(Stored data entries)

┄┄┄┄┄┄┄┄┄┄

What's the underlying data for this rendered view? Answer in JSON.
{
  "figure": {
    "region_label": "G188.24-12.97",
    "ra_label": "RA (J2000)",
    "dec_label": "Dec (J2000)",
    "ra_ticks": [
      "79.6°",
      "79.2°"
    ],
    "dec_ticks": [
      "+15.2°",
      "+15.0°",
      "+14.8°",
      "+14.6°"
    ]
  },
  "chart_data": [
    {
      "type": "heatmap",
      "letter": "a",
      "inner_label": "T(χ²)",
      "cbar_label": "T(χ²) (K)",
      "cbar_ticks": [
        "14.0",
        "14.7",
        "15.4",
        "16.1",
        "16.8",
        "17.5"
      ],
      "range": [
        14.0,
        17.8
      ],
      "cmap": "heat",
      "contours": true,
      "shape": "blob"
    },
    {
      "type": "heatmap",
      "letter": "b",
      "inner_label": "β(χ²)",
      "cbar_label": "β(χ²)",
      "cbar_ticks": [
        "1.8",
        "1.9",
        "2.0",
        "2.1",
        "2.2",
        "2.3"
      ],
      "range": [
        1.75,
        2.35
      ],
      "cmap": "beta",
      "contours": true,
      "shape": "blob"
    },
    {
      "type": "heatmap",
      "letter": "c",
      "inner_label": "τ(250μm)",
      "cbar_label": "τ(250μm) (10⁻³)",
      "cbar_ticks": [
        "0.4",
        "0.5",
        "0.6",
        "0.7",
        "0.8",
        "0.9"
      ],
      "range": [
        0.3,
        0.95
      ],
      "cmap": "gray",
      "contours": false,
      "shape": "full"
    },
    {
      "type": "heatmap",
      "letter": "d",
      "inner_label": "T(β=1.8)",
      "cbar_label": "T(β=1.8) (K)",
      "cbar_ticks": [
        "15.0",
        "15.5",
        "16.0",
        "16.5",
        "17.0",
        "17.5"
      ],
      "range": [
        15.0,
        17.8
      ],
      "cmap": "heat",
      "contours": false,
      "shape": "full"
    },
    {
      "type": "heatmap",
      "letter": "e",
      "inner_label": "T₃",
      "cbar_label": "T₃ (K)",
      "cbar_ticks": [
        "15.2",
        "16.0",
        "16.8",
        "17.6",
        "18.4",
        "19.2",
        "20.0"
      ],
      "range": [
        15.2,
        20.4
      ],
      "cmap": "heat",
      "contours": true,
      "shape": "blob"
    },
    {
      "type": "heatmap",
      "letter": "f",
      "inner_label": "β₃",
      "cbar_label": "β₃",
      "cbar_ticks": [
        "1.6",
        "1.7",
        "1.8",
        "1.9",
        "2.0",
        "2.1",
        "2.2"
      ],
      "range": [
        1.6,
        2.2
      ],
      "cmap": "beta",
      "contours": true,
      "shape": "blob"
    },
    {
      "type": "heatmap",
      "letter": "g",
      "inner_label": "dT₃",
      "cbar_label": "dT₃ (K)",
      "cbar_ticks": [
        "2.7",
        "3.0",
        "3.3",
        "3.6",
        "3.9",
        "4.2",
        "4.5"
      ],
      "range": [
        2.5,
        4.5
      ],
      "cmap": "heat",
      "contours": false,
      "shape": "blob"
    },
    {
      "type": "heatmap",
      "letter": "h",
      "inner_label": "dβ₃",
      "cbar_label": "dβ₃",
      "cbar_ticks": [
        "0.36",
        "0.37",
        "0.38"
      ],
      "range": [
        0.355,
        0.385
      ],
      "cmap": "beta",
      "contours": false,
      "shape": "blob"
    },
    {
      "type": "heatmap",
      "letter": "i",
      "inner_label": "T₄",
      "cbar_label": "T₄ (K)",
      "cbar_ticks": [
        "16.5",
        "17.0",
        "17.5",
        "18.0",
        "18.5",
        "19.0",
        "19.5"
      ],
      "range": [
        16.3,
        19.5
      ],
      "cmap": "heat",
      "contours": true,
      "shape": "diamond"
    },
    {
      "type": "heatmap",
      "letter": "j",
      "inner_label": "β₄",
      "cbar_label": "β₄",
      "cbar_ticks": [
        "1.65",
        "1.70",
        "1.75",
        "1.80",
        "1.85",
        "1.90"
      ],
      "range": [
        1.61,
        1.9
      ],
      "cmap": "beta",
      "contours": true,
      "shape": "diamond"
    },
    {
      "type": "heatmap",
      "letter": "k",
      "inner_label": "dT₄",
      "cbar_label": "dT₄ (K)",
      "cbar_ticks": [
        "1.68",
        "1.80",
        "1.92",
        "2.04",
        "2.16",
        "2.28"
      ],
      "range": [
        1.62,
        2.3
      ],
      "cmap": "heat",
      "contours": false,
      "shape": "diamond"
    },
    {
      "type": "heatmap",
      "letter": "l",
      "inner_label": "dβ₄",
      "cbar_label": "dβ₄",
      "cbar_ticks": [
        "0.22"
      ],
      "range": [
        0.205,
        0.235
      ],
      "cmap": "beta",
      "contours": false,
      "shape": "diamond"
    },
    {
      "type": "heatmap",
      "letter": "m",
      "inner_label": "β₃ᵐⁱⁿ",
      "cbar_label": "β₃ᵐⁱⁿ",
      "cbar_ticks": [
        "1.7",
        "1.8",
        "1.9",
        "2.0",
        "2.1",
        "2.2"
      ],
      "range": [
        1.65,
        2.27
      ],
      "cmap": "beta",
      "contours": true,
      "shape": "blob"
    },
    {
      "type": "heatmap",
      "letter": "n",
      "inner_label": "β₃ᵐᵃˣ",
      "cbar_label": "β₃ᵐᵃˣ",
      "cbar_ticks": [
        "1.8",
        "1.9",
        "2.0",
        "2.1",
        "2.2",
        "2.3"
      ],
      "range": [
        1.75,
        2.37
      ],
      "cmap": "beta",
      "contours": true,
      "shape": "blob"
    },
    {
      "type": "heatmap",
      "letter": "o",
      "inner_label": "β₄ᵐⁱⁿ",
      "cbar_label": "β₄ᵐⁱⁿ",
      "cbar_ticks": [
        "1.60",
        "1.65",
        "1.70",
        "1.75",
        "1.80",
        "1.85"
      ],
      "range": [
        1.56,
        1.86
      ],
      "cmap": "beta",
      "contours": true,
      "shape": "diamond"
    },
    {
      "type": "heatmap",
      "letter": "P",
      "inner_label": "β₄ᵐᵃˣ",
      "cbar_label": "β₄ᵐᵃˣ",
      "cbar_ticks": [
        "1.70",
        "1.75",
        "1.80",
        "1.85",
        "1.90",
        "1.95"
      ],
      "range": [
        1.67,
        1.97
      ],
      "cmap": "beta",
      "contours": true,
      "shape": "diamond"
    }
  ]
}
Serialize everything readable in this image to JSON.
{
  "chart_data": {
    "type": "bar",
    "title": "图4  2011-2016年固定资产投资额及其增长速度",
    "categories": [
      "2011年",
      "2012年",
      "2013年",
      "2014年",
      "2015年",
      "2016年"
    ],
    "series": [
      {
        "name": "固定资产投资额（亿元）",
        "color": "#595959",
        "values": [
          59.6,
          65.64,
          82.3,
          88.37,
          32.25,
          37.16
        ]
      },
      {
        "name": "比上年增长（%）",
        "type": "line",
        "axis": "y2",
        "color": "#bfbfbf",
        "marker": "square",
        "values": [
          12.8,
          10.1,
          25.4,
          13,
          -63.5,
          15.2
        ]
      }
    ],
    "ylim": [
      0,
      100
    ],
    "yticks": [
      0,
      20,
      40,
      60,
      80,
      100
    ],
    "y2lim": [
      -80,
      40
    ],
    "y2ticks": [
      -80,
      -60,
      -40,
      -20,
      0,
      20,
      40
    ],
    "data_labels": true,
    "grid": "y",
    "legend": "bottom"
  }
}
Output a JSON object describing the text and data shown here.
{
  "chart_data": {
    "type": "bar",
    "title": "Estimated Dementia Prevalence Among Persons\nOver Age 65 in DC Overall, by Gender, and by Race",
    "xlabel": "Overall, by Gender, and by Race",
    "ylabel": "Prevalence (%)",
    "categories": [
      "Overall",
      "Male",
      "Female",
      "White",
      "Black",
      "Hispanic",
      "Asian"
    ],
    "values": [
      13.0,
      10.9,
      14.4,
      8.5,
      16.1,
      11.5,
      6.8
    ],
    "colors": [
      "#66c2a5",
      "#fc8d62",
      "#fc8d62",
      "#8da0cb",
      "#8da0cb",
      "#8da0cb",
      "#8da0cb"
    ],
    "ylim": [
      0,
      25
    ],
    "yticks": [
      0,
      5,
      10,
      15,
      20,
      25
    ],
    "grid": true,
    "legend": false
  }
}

┄┄┄┄┄┄┄┄┄┄

[Required task]
Show all lines from the records above where the word "Overall" occurs.

[Solved exercise]
    "title": "Estimated Dementia Prevalence Among Persons\nOver Age 65 in DC Overall, by Gender, and by Race",
    "xlabel": "Overall, by Gender, and by Race",
      "Overall",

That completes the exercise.